* _What you are asked to do_:
In the data below, locate each line with the word "μmol" and list it.

* _Supplied material_:
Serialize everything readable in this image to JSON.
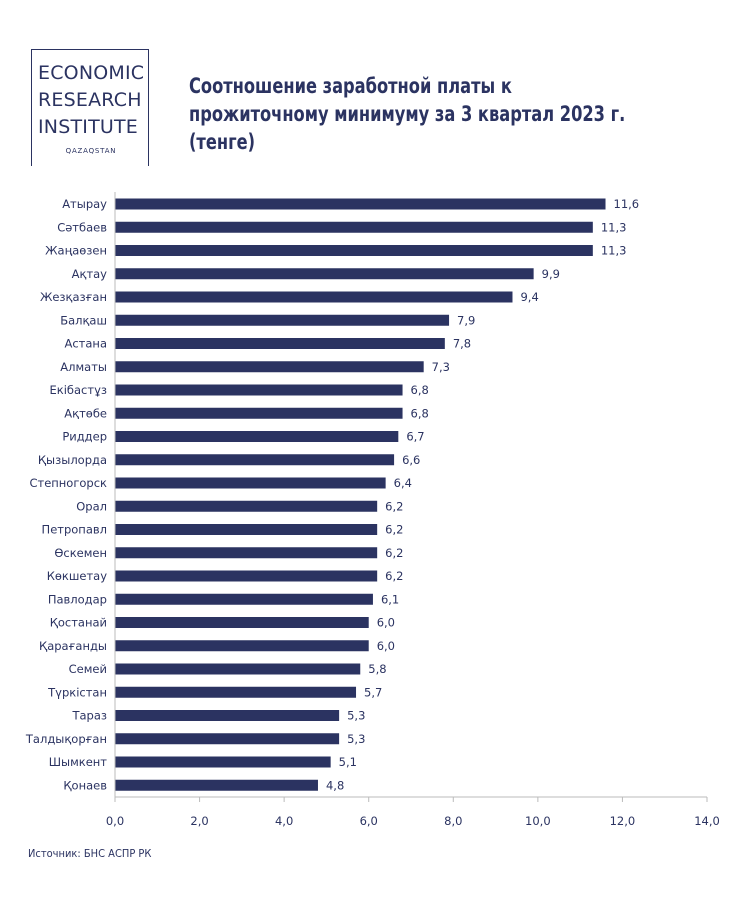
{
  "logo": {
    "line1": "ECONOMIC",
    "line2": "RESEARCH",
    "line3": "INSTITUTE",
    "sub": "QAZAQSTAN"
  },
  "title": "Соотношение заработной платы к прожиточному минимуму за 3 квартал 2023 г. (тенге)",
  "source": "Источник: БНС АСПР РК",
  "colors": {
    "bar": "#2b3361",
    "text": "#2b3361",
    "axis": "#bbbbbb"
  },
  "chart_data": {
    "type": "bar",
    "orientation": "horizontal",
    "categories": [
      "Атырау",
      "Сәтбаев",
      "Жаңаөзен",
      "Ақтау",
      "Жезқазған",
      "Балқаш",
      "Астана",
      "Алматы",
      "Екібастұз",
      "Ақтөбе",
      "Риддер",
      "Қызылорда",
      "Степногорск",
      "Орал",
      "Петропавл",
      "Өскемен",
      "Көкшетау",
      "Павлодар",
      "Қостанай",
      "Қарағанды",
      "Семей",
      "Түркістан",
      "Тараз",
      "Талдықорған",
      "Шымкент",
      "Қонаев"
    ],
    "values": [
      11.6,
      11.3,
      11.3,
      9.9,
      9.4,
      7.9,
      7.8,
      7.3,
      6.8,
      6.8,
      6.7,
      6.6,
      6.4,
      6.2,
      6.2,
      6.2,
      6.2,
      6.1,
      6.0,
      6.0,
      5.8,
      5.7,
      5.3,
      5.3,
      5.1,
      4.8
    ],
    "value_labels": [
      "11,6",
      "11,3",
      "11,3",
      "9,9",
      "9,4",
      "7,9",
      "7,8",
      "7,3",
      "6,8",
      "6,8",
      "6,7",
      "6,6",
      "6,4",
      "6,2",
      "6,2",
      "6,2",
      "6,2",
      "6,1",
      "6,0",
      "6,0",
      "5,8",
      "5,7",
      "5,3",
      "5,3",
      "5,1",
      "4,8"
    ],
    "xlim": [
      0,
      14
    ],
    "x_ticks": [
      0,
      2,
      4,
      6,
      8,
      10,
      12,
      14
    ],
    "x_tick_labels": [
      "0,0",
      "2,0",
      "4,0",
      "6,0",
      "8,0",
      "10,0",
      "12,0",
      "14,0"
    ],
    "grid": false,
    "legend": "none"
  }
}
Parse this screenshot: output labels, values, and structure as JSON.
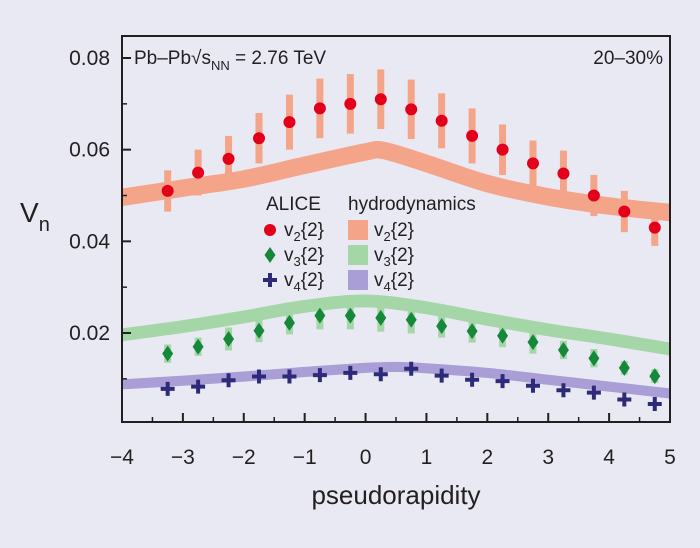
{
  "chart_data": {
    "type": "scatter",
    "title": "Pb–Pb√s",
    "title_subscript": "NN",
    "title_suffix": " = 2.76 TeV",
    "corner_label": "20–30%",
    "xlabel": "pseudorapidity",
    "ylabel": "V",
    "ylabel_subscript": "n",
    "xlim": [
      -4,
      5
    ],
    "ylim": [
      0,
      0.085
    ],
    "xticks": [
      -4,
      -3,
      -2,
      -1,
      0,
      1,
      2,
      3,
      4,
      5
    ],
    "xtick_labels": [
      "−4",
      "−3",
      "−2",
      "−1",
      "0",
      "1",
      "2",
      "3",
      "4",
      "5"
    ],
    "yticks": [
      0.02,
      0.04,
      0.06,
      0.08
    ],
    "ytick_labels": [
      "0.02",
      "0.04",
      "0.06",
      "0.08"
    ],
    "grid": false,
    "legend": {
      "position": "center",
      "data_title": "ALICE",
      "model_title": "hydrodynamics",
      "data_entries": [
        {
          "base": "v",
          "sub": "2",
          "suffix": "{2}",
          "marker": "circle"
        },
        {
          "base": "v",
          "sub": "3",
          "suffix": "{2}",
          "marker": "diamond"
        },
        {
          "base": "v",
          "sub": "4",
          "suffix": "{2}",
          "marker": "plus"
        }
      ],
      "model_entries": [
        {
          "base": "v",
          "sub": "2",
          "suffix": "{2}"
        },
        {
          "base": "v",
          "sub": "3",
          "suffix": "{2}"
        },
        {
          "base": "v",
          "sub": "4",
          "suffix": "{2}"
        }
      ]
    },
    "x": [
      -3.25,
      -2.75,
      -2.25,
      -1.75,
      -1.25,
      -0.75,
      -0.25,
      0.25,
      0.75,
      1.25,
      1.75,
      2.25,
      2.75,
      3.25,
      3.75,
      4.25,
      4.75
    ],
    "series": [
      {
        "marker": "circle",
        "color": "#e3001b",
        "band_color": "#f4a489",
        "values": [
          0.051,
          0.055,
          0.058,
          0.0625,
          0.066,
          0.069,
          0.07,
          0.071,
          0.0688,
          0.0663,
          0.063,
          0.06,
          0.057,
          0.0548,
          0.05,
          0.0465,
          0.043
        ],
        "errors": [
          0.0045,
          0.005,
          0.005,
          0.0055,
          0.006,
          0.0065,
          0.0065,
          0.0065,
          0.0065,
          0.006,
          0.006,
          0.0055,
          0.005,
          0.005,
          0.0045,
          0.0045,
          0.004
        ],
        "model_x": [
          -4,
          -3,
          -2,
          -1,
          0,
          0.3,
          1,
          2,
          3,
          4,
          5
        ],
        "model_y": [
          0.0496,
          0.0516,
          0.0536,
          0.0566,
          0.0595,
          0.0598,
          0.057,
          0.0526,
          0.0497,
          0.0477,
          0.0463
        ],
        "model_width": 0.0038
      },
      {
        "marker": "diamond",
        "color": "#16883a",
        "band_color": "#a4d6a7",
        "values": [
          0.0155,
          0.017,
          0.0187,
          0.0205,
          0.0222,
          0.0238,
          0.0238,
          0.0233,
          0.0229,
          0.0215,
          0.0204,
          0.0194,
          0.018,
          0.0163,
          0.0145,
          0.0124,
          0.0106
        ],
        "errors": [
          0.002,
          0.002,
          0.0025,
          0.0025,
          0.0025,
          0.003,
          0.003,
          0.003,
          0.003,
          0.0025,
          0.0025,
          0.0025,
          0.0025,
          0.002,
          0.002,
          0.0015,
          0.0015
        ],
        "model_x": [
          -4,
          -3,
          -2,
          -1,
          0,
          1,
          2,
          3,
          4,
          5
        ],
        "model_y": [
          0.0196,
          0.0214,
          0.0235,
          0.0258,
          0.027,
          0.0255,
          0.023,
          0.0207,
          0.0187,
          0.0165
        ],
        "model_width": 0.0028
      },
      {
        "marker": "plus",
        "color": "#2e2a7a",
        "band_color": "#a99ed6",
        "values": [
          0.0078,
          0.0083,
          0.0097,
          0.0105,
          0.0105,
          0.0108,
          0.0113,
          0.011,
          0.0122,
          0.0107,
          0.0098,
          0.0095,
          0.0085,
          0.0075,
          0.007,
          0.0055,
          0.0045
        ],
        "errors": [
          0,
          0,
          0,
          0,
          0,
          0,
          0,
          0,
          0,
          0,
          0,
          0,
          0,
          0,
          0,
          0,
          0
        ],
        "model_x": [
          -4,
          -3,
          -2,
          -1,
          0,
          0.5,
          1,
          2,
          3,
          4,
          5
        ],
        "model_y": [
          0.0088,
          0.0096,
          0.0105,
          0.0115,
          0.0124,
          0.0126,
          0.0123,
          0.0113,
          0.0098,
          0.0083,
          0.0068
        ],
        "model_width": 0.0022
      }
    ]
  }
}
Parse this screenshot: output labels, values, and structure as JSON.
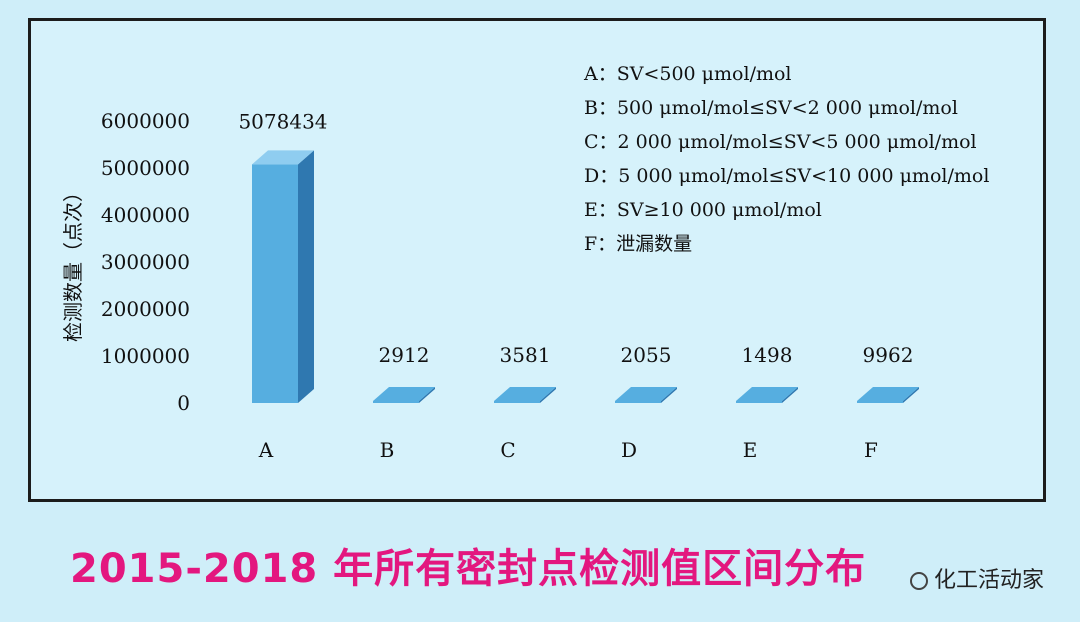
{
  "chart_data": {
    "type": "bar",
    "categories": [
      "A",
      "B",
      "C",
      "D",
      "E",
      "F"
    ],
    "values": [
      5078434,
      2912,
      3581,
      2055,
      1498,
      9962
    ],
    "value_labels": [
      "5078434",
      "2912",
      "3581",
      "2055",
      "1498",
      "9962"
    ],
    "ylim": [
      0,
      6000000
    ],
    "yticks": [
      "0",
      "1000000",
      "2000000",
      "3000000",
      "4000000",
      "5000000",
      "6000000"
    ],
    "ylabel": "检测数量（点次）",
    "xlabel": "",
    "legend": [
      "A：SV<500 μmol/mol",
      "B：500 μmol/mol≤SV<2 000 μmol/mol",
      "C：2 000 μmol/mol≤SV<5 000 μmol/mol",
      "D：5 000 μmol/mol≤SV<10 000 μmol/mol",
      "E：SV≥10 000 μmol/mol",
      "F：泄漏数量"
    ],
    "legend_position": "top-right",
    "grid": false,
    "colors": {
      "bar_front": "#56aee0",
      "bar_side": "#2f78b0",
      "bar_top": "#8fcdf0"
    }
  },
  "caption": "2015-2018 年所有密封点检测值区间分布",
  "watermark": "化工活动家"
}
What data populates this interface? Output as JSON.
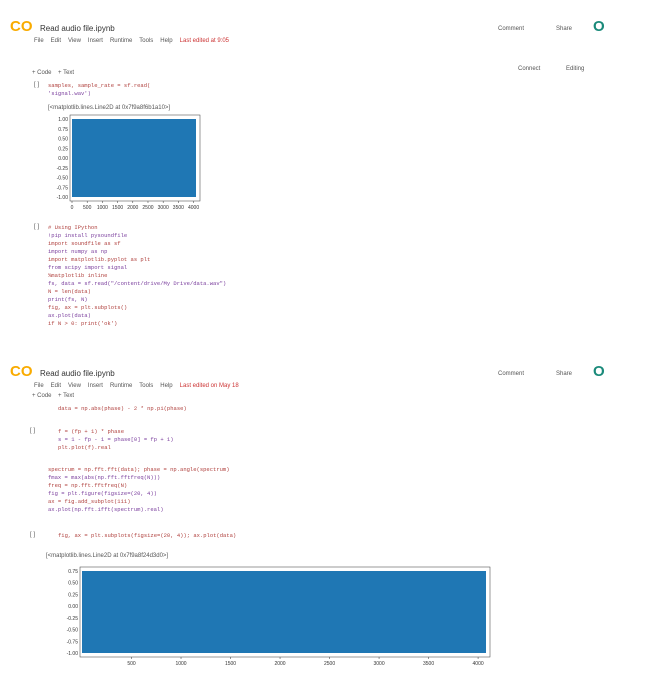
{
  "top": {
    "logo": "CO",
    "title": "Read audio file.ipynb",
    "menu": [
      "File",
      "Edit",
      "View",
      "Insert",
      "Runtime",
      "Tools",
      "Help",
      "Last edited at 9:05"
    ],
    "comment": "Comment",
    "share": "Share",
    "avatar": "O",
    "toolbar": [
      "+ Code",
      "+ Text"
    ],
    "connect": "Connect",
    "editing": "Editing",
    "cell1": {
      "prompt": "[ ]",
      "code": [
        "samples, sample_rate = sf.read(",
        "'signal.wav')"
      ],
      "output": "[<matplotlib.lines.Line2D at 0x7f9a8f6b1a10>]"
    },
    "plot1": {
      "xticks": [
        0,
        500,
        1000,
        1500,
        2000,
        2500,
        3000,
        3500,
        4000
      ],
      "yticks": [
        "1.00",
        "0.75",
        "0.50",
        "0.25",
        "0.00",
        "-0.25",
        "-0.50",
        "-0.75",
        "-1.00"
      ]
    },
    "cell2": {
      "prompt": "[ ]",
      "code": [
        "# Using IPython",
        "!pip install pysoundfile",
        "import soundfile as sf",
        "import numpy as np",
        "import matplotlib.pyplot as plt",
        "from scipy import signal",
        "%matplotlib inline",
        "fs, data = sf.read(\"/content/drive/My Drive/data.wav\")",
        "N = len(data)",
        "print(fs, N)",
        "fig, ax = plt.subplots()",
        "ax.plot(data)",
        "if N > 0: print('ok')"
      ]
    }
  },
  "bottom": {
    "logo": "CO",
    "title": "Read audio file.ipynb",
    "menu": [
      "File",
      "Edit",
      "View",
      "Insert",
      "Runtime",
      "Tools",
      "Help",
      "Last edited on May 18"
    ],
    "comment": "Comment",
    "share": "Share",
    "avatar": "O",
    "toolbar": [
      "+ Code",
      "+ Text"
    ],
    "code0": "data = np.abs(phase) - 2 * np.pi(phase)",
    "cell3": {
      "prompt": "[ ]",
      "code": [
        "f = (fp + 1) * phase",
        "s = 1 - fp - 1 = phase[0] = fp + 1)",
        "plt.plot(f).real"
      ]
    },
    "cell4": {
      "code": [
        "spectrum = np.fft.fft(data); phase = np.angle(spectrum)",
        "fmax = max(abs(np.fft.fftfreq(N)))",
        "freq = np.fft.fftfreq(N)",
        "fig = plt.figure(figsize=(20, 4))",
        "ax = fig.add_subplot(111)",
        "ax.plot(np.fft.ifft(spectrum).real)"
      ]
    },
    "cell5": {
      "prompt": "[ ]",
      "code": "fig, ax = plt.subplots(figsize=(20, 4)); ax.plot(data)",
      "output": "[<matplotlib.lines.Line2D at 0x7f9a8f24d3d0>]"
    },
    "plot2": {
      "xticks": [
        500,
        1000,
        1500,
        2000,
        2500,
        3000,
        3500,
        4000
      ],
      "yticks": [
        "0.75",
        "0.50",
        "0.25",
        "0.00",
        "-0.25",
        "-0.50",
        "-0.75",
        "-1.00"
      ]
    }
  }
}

* _Exercise answer_:
      "A：SV<500 μmol/mol",
      "B：500 μmol/mol≤SV<2 000 μmol/mol",
      "C：2 000 μmol/mol≤SV<5 000 μmol/mol",
      "D：5 000 μmol/mol≤SV<10 000 μmol/mol",
      "E：SV≥10 000 μmol/mol",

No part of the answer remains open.